> **ВЫБРАННЫЙ ОТРЫВОК**
Спор о Белинском. Ответ критикам - [10]

Шрифт
Интервал

* * *

Одним из наиболее частых укоров, предъявляемых ко мне обычно, а за силуэт Белинского в особенности, это то, что я лишен чувства исторической перспективы; как мило шутит П. Н. Сакулин, на моем рабочем столе в граненом хрустальном флаконе стоит какой-то «реактив на вечность». Вообще, о моем эстетизме много говорят мои оппоненты, попрекают меня им, и о методе имманентной критики, который я защищаю и который берет у писателя то, что писатель дает, они отзываются с убийственной насмешкой. Я не буду здесь касаться этих обвинений в их общей форме (тем более что конкретно ни один из моих рецензентов ни в одной ошибке против историчности меня не уличил), а рассмотрю этот пункт только в применении к моей характеристике Белинского. И так как упрек в антиисторизме преимущественно выдвигает против меня критик «Русского богатства» г. А. Дерман, то я по данному вопросу остановлюсь главным образом на его статье. Но чтобы уже не возвращаться к г. Дерману, я по дороге сделаю попытку опрокинуть и другие его сооружения, воздвигнутые против меня.

> **ОБЯЗАТЕЛЬНОЕ ЗАДАНИЕ**
Назовите, пожалуйста, критика, который, согласно отрывку о споре о Белинском, чаще всего упрекает автора в антиисторизме. Строки, которые идут дальше, — самостоятельный материал, не связанный с отрывком.

> **ПРЕДОСТАВЛЕННЫЙ МАТЕРИАЛ**
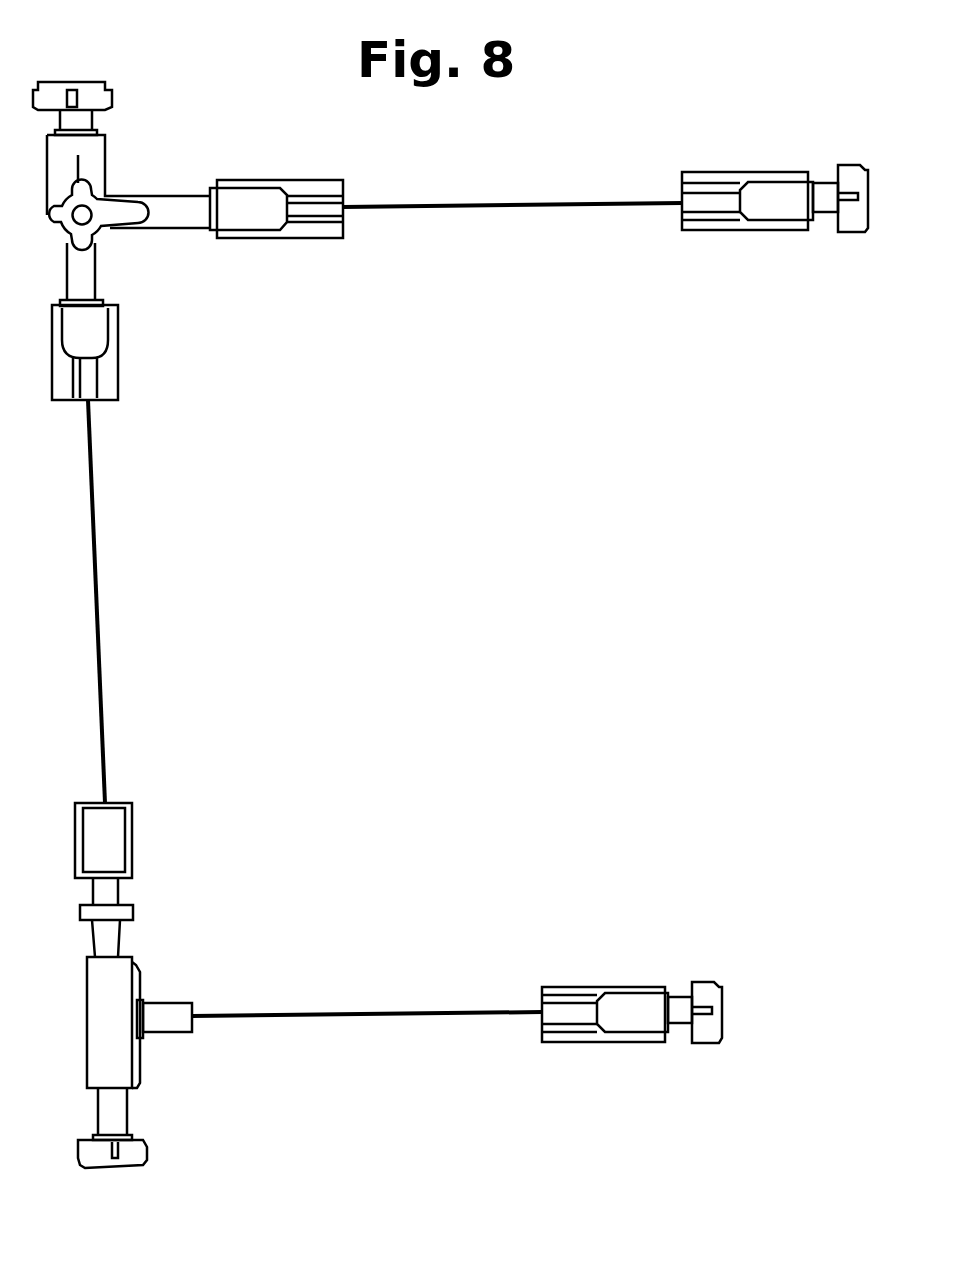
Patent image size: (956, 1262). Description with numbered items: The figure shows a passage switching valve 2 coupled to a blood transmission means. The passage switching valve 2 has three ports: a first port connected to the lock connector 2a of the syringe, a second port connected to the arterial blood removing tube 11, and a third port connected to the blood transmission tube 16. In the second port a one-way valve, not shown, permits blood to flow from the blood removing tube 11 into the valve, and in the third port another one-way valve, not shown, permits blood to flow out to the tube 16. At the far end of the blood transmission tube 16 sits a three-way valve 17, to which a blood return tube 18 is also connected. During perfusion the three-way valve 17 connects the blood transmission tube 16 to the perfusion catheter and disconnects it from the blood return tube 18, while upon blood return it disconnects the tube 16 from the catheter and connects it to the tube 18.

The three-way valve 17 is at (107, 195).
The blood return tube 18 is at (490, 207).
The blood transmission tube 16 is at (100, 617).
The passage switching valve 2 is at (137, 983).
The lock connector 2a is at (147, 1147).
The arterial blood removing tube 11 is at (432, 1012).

> **ОТВЕТ НА ЗАДАНИЕ**
Критик «Русского богатства» г. А. Дерман.